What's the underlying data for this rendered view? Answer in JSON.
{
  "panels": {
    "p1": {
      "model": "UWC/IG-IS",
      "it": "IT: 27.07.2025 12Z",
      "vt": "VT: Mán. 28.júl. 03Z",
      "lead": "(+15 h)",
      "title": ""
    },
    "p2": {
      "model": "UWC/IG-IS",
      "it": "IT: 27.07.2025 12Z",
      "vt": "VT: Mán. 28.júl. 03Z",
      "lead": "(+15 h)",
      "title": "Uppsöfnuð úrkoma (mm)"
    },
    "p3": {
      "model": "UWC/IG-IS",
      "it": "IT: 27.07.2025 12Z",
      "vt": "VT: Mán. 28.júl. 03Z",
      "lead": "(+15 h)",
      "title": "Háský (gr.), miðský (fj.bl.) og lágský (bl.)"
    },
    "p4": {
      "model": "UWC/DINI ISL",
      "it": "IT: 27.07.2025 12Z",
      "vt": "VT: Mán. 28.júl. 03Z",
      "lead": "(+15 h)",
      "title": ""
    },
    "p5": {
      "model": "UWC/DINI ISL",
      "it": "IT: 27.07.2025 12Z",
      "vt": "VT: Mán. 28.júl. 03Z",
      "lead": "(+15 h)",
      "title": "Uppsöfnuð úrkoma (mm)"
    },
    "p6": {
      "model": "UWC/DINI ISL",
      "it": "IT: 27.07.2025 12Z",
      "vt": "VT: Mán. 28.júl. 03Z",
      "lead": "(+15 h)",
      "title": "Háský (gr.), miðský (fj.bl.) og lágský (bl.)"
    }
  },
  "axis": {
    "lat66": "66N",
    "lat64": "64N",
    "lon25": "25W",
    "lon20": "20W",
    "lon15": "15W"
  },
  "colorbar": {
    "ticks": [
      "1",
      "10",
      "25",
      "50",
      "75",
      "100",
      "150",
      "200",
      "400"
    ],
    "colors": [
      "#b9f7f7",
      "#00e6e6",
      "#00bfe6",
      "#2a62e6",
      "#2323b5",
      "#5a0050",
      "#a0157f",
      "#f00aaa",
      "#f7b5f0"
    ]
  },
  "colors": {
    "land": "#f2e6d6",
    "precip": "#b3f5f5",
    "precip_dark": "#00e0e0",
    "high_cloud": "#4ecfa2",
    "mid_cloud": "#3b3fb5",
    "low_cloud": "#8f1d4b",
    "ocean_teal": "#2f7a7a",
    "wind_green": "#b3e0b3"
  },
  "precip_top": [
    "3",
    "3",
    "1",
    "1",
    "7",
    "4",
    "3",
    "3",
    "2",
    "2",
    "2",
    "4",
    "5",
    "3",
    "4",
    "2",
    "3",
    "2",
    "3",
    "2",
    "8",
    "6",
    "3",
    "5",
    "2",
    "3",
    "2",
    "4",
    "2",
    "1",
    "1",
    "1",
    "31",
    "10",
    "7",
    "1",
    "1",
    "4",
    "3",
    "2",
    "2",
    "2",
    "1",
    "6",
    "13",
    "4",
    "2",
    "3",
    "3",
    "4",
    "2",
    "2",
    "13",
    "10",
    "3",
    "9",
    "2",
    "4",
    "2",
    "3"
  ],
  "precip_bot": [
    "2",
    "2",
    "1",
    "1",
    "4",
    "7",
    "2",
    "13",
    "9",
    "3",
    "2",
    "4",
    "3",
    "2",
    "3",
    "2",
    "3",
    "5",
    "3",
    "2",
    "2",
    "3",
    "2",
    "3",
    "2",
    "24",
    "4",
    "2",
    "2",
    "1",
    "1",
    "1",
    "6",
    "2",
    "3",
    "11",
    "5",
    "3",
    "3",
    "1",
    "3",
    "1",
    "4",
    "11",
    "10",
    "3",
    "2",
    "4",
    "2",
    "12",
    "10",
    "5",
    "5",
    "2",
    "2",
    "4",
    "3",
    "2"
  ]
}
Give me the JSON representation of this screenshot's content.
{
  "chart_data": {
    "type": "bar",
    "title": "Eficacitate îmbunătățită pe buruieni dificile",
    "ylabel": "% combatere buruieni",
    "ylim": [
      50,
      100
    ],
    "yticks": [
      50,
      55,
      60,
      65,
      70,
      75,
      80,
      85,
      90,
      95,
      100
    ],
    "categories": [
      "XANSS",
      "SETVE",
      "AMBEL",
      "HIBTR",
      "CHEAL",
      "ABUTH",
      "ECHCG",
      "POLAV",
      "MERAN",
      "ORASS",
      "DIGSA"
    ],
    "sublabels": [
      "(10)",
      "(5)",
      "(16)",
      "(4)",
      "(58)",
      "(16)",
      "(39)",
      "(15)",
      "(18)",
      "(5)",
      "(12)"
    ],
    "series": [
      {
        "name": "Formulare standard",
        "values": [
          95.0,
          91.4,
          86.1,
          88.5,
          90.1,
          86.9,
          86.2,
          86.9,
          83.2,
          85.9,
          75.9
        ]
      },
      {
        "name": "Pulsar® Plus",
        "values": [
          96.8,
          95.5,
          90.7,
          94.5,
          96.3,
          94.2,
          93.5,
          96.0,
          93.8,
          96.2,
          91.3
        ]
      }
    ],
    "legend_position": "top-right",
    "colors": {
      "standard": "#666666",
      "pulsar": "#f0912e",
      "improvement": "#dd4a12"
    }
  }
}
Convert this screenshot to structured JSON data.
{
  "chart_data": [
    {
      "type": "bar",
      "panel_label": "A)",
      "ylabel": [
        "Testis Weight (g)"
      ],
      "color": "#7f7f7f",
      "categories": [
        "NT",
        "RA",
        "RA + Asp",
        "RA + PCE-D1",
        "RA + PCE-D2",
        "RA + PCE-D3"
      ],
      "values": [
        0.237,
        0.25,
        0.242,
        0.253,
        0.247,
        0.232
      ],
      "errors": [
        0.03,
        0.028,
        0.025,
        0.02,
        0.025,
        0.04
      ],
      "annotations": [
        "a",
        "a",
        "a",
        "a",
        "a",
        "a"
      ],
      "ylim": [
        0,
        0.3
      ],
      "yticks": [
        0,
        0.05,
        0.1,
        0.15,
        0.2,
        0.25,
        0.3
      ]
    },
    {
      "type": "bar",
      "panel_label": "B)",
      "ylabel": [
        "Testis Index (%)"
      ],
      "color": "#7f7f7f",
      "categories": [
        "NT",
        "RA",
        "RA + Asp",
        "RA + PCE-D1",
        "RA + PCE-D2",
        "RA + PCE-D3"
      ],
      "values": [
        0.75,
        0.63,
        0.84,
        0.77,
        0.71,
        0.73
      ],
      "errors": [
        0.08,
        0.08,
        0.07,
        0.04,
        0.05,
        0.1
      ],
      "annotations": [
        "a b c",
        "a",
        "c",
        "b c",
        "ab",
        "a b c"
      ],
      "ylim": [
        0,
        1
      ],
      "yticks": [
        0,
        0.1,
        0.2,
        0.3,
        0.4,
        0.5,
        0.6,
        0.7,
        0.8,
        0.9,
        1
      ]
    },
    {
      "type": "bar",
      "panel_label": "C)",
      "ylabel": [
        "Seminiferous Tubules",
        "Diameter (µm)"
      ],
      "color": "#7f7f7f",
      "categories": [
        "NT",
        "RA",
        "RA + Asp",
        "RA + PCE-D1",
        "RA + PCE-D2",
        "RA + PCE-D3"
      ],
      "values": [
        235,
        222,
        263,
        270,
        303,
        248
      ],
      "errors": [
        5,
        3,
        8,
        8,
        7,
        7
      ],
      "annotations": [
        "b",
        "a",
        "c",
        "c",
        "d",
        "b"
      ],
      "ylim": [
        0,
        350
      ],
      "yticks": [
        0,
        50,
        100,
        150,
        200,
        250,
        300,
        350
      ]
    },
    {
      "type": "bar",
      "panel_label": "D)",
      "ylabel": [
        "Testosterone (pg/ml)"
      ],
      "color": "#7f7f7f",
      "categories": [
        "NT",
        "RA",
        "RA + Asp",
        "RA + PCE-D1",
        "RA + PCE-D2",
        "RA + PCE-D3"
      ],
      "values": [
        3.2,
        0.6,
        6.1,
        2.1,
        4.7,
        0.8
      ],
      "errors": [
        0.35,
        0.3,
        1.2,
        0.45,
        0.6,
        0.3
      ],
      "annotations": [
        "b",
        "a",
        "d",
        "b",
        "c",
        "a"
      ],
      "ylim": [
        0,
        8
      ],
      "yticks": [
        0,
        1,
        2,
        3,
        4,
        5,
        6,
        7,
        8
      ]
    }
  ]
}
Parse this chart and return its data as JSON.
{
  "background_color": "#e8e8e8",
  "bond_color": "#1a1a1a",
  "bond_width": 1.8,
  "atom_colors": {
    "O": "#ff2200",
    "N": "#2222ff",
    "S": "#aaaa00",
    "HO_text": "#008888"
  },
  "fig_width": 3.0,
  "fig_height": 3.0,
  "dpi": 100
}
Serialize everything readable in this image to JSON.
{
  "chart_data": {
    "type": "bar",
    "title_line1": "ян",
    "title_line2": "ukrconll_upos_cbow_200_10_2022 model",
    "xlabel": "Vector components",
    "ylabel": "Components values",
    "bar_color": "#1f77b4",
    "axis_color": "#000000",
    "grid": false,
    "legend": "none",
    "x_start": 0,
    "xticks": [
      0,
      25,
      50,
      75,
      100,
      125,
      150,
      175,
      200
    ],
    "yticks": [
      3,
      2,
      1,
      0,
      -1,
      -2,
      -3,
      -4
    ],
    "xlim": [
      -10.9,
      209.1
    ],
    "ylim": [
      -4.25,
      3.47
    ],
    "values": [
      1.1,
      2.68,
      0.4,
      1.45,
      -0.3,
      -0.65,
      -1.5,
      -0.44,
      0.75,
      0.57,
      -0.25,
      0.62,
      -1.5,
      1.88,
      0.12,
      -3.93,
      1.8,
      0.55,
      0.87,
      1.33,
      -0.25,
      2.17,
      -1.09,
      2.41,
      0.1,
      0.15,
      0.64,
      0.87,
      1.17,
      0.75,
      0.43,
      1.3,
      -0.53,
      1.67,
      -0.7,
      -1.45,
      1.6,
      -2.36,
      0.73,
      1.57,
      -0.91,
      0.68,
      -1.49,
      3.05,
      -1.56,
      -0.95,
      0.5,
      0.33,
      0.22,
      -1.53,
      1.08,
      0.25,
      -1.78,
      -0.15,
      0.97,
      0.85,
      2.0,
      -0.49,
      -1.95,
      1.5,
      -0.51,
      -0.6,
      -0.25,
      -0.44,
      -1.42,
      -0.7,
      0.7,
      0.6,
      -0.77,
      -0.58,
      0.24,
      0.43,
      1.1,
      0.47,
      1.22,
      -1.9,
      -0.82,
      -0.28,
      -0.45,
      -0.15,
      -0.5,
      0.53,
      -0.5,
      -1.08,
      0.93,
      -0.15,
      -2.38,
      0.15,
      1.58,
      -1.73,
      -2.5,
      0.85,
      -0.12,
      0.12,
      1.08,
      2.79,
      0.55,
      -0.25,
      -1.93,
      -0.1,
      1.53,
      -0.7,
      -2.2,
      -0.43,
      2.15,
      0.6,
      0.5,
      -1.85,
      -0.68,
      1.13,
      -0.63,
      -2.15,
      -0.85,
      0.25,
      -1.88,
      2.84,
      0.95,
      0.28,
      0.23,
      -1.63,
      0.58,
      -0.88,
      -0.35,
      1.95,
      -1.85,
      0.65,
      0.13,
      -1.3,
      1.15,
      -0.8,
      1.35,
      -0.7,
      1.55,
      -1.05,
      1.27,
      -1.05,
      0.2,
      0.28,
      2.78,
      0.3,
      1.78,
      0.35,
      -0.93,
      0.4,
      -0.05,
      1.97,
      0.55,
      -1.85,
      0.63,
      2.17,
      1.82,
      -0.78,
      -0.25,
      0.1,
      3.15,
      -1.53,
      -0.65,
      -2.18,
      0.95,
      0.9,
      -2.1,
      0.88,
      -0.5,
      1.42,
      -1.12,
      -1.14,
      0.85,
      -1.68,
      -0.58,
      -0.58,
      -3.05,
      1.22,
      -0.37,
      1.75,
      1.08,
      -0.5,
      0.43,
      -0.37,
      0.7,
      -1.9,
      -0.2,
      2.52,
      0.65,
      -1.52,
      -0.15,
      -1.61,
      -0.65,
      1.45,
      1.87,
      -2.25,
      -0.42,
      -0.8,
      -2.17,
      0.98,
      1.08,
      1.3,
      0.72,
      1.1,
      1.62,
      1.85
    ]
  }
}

━━━━━━━━━━━━━━━━━━━━━━━━━━━━━━

TASK GOAL — In the material above, show every line where the word "buruieni" turns up.

SOLUTION TO THE PROBLEM —
    "title": "Eficacitate îmbunătățită pe buruieni dificile",
    "ylabel": "% combatere buruieni",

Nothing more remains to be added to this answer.